Objective:
Copy every entry below line for line with no changes, and leave the pictures out of your copy.

begin

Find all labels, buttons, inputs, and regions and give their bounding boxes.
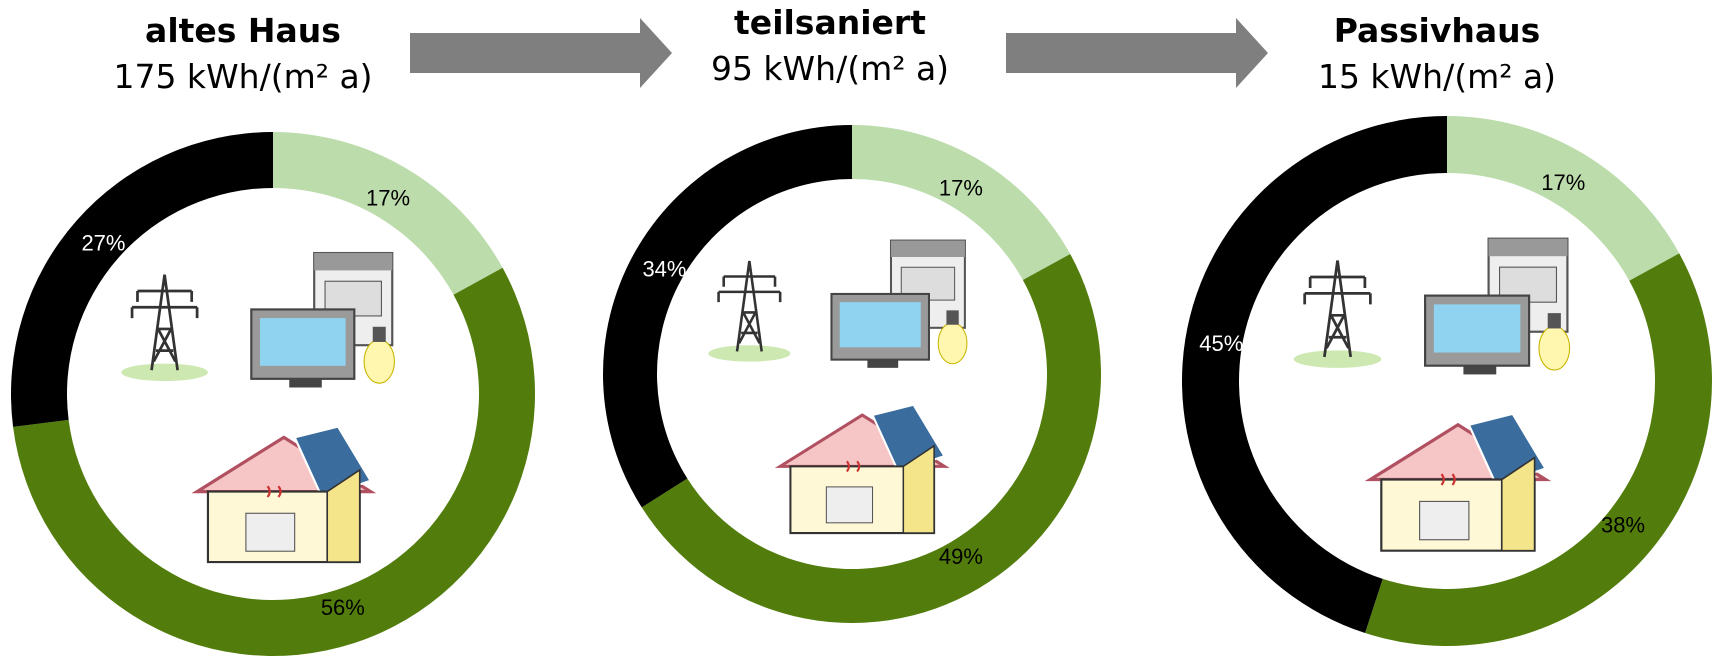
chart-title: altes Haus [145, 11, 341, 50]
donut-segment [641, 254, 1101, 623]
value-label: 17% [366, 185, 410, 210]
icons [119, 251, 397, 564]
donut-segment [1365, 253, 1713, 647]
value-label: 45% [1199, 331, 1243, 356]
chart-title: teilsaniert [734, 3, 926, 42]
donut-chart: Passivhaus 15 kWh/(m² a) 17% 38% 45% [1182, 11, 1713, 647]
donut-segment [1447, 116, 1680, 281]
value-label: 34% [642, 257, 686, 282]
icons [1292, 237, 1572, 553]
arrows [410, 18, 1268, 88]
chart-subtitle: 15 kWh/(m² a) [1318, 57, 1556, 96]
donut-segment [273, 132, 503, 295]
icons [706, 239, 969, 535]
value-label: 38% [1601, 512, 1645, 537]
arrow [410, 18, 672, 88]
donut-segment [1182, 116, 1447, 634]
value-label: 49% [939, 544, 983, 569]
value-label: 17% [1541, 170, 1585, 195]
value-label: 17% [939, 176, 983, 201]
value-label: 56% [321, 595, 365, 620]
donut-segment [13, 267, 536, 656]
donut-segment [10, 132, 273, 427]
arrow [1006, 18, 1268, 88]
donut-segment [852, 125, 1071, 281]
chart-subtitle: 95 kWh/(m² a) [711, 49, 949, 88]
chart-title: Passivhaus [1334, 11, 1541, 50]
value-label: 27% [81, 230, 125, 255]
donut-segment [603, 125, 852, 508]
donut-chart: altes Haus 175 kWh/(m² a) 17% 56% 27% [10, 11, 536, 656]
chart-subtitle: 175 kWh/(m² a) [113, 57, 372, 96]
donut-chart: teilsaniert 95 kWh/(m² a) 17% 49% 34% [603, 3, 1101, 623]
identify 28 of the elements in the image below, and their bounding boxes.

end

The reply:
Find all labels, buttons, inputs, and regions and give their bounding boxes.
chart-title: altes Haus [145, 11, 341, 50]
donut-segment [641, 254, 1101, 623]
value-label: 17% [366, 185, 410, 210]
icons [119, 251, 397, 564]
donut-segment [1365, 253, 1713, 647]
value-label: 45% [1199, 331, 1243, 356]
chart-title: teilsaniert [734, 3, 926, 42]
donut-chart: Passivhaus 15 kWh/(m² a) 17% 38% 45% [1182, 11, 1713, 647]
donut-segment [1447, 116, 1680, 281]
value-label: 34% [642, 257, 686, 282]
icons [1292, 237, 1572, 553]
arrows [410, 18, 1268, 88]
chart-subtitle: 15 kWh/(m² a) [1318, 57, 1556, 96]
donut-segment [273, 132, 503, 295]
icons [706, 239, 969, 535]
value-label: 38% [1601, 512, 1645, 537]
arrow [410, 18, 672, 88]
donut-segment [1182, 116, 1447, 634]
value-label: 49% [939, 544, 983, 569]
value-label: 17% [1541, 170, 1585, 195]
value-label: 17% [939, 176, 983, 201]
value-label: 56% [321, 595, 365, 620]
donut-segment [13, 267, 536, 656]
donut-segment [10, 132, 273, 427]
arrow [1006, 18, 1268, 88]
donut-segment [852, 125, 1071, 281]
chart-subtitle: 95 kWh/(m² a) [711, 49, 949, 88]
chart-title: Passivhaus [1334, 11, 1541, 50]
value-label: 27% [81, 230, 125, 255]
donut-segment [603, 125, 852, 508]
donut-chart: altes Haus 175 kWh/(m² a) 17% 56% 27% [10, 11, 536, 656]
chart-subtitle: 175 kWh/(m² a) [113, 57, 372, 96]
donut-chart: teilsaniert 95 kWh/(m² a) 17% 49% 34% [603, 3, 1101, 623]
identify 28 of the elements in the image below, and their bounding boxes.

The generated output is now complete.